_Exercise input_.
○ ○ ○ ○

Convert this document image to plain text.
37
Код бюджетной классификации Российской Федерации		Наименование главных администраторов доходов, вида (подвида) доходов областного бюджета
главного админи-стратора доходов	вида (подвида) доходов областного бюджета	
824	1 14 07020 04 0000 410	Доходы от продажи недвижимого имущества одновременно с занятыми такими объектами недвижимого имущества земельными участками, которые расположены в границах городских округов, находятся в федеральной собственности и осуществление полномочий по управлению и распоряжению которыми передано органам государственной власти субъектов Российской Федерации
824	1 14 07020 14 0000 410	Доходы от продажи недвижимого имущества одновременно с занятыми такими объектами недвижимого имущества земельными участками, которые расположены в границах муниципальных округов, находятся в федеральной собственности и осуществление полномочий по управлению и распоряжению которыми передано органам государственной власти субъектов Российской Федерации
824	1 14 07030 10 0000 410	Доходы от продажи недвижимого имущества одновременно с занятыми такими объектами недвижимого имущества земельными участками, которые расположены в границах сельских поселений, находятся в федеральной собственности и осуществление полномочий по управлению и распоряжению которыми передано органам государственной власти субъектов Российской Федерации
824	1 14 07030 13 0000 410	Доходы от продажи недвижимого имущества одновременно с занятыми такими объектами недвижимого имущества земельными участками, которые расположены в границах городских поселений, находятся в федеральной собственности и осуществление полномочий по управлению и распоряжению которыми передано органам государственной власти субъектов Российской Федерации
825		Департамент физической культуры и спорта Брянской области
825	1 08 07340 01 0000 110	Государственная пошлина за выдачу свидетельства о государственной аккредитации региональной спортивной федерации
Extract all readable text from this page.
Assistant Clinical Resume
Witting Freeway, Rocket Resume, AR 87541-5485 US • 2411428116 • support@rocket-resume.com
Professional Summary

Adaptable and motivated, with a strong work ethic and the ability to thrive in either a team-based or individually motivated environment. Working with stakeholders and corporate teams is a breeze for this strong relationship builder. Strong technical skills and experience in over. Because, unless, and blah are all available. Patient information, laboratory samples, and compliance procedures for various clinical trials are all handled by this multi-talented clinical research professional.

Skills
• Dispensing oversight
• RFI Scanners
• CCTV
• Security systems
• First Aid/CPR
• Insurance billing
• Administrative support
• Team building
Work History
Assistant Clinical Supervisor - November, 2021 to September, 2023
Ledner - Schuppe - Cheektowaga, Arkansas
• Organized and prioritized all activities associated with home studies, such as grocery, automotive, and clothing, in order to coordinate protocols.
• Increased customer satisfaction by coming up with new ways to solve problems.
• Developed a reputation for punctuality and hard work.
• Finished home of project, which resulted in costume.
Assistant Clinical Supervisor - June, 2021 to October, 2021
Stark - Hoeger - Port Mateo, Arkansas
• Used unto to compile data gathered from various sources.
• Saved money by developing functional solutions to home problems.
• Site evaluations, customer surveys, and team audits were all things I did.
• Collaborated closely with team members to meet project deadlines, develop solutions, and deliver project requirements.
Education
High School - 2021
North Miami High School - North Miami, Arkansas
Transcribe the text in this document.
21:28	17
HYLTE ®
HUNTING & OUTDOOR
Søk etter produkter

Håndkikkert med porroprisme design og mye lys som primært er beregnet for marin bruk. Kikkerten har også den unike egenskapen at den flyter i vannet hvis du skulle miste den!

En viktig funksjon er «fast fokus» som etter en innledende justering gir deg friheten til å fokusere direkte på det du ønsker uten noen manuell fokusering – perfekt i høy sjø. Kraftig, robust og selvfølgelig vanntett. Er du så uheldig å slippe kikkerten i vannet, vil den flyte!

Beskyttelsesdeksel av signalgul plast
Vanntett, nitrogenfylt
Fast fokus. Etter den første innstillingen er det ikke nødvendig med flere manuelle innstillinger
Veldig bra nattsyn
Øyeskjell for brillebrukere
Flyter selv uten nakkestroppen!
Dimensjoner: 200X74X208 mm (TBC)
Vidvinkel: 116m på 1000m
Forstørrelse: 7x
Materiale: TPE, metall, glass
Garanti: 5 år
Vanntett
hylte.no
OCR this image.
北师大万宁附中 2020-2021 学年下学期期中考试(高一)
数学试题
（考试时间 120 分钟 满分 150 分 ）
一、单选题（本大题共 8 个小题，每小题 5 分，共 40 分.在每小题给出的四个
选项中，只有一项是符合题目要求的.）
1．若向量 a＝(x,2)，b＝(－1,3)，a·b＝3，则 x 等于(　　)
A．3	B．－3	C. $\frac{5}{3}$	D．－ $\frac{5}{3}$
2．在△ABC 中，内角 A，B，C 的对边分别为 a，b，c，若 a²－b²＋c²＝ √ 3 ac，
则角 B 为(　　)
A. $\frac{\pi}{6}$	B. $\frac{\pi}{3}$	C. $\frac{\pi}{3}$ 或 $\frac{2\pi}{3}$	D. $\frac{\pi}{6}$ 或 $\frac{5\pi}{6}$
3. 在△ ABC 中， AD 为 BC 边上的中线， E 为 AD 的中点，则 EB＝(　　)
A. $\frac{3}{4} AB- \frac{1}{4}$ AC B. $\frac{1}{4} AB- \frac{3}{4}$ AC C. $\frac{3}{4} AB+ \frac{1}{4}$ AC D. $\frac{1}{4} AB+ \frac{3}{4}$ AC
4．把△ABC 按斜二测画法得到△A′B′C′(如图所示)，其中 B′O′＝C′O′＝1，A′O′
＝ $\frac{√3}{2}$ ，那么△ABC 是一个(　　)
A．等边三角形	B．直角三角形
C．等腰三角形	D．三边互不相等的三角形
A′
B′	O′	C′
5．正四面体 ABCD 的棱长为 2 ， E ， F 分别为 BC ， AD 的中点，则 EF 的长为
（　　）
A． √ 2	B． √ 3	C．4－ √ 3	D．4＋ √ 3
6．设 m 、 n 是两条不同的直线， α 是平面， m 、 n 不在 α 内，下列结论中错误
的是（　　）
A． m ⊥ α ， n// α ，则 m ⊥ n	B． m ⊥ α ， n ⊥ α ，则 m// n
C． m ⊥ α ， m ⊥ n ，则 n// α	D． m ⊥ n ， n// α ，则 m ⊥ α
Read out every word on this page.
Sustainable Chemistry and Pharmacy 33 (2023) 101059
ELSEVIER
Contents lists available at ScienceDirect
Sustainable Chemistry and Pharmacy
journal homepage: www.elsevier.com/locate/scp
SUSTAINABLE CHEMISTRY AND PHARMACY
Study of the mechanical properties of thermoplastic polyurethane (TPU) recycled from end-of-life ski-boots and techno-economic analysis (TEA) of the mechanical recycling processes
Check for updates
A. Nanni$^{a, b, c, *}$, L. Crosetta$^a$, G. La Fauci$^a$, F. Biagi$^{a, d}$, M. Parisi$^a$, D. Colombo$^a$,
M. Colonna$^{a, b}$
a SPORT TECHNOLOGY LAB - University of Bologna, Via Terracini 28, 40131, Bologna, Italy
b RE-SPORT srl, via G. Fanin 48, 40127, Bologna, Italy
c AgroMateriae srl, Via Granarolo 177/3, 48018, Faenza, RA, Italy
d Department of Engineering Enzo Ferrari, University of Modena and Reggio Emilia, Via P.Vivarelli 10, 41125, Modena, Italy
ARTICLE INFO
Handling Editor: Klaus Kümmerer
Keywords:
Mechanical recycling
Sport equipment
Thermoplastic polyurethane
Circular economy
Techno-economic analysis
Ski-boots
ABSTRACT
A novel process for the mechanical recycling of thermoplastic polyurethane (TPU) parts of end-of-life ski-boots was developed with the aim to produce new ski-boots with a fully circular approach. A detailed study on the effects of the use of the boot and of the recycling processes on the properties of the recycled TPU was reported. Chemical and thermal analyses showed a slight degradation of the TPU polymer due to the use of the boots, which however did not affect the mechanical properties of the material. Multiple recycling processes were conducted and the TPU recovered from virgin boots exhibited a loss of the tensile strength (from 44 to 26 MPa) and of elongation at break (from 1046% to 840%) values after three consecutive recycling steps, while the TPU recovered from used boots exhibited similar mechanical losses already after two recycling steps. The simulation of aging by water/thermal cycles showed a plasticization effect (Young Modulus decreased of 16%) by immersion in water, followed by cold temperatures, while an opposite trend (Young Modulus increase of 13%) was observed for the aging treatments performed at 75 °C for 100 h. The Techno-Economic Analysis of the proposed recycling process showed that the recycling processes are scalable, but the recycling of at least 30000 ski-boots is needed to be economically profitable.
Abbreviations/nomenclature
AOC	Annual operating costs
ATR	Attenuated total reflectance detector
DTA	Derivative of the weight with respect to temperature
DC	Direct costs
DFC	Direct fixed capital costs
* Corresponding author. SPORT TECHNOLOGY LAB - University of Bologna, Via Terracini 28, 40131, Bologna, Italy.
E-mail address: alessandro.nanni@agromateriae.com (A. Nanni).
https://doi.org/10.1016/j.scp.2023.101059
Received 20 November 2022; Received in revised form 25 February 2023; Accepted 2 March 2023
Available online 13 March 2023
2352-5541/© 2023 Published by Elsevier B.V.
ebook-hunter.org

○ ○ ○ ○

Your task is to pick out every line with the string "Italy" and copy it.

a SPORT TECHNOLOGY LAB - University of Bologna, Via Terracini 28, 40131, Bologna, Italy
b RE-SPORT srl, via G. Fanin 48, 40127, Bologna, Italy
c AgroMateriae srl, Via Granarolo 177/3, 48018, Faenza, RA, Italy
d Department of Engineering Enzo Ferrari, University of Modena and Reggio Emilia, Via P.Vivarelli 10, 41125, Modena, Italy
* Corresponding author. SPORT TECHNOLOGY LAB - University of Bologna, Via Terracini 28, 40131, Bologna, Italy.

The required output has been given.